Collected data entries:
-.-.-
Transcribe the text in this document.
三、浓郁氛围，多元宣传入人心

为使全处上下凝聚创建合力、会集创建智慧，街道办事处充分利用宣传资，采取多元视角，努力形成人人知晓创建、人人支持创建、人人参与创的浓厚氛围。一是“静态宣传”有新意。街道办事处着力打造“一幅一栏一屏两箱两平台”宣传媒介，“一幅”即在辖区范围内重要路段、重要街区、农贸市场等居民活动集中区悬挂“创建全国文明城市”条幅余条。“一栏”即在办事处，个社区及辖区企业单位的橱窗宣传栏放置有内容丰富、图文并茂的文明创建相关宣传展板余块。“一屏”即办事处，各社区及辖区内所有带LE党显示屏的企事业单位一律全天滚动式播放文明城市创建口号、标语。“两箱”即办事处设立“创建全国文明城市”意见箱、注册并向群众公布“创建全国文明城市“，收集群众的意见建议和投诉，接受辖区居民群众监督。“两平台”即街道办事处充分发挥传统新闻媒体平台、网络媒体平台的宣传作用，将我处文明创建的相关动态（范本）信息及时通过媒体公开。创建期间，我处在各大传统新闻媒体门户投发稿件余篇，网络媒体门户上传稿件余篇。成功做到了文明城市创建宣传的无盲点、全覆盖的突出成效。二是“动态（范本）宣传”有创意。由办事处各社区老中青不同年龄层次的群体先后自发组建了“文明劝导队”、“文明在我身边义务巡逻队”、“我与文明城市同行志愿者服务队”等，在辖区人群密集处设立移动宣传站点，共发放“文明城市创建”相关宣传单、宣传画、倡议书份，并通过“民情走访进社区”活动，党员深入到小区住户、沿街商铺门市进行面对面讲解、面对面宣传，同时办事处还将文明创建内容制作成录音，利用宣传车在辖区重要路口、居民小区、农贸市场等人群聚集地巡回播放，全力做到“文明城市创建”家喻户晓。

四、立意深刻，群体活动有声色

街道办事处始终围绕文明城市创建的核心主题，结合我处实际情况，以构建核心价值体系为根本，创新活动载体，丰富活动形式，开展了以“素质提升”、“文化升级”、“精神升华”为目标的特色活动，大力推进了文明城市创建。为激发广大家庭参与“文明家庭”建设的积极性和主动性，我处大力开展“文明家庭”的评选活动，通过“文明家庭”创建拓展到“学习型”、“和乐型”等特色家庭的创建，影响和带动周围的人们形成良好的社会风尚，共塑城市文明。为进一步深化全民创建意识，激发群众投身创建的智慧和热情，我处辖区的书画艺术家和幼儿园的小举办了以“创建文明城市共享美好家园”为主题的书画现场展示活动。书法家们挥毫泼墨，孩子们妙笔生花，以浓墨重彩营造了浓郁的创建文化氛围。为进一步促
-.-.-
• EXERCISE REQUIREMENTS: Return the listing above in full, character for character.

• EXERCISE RESPONSE:
Transcribe the text in this document.
三、浓郁氛围，多元宣传入人心

为使全处上下凝聚创建合力、会集创建智慧，街道办事处充分利用宣传资，采取多元视角，努力形成人人知晓创建、人人支持创建、人人参与创的浓厚氛围。一是“静态宣传”有新意。街道办事处着力打造“一幅一栏一屏两箱两平台”宣传媒介，“一幅”即在辖区范围内重要路段、重要街区、农贸市场等居民活动集中区悬挂“创建全国文明城市”条幅余条。“一栏”即在办事处，个社区及辖区企业单位的橱窗宣传栏放置有内容丰富、图文并茂的文明创建相关宣传展板余块。“一屏”即办事处，各社区及辖区内所有带LE党显示屏的企事业单位一律全天滚动式播放文明城市创建口号、标语。“两箱”即办事处设立“创建全国文明城市”意见箱、注册并向群众公布“创建全国文明城市“，收集群众的意见建议和投诉，接受辖区居民群众监督。“两平台”即街道办事处充分发挥传统新闻媒体平台、网络媒体平台的宣传作用，将我处文明创建的相关动态（范本）信息及时通过媒体公开。创建期间，我处在各大传统新闻媒体门户投发稿件余篇，网络媒体门户上传稿件余篇。成功做到了文明城市创建宣传的无盲点、全覆盖的突出成效。二是“动态（范本）宣传”有创意。由办事处各社区老中青不同年龄层次的群体先后自发组建了“文明劝导队”、“文明在我身边义务巡逻队”、“我与文明城市同行志愿者服务队”等，在辖区人群密集处设立移动宣传站点，共发放“文明城市创建”相关宣传单、宣传画、倡议书份，并通过“民情走访进社区”活动，党员深入到小区住户、沿街商铺门市进行面对面讲解、面对面宣传，同时办事处还将文明创建内容制作成录音，利用宣传车在辖区重要路口、居民小区、农贸市场等人群聚集地巡回播放，全力做到“文明城市创建”家喻户晓。

四、立意深刻，群体活动有声色

街道办事处始终围绕文明城市创建的核心主题，结合我处实际情况，以构建核心价值体系为根本，创新活动载体，丰富活动形式，开展了以“素质提升”、“文化升级”、“精神升华”为目标的特色活动，大力推进了文明城市创建。为激发广大家庭参与“文明家庭”建设的积极性和主动性，我处大力开展“文明家庭”的评选活动，通过“文明家庭”创建拓展到“学习型”、“和乐型”等特色家庭的创建，影响和带动周围的人们形成良好的社会风尚，共塑城市文明。为进一步深化全民创建意识，激发群众投身创建的智慧和热情，我处辖区的书画艺术家和幼儿园的小举办了以“创建文明城市共享美好家园”为主题的书画现场展示活动。书法家们挥毫泼墨，孩子们妙笔生花，以浓墨重彩营造了浓郁的创建文化氛围。为进一步促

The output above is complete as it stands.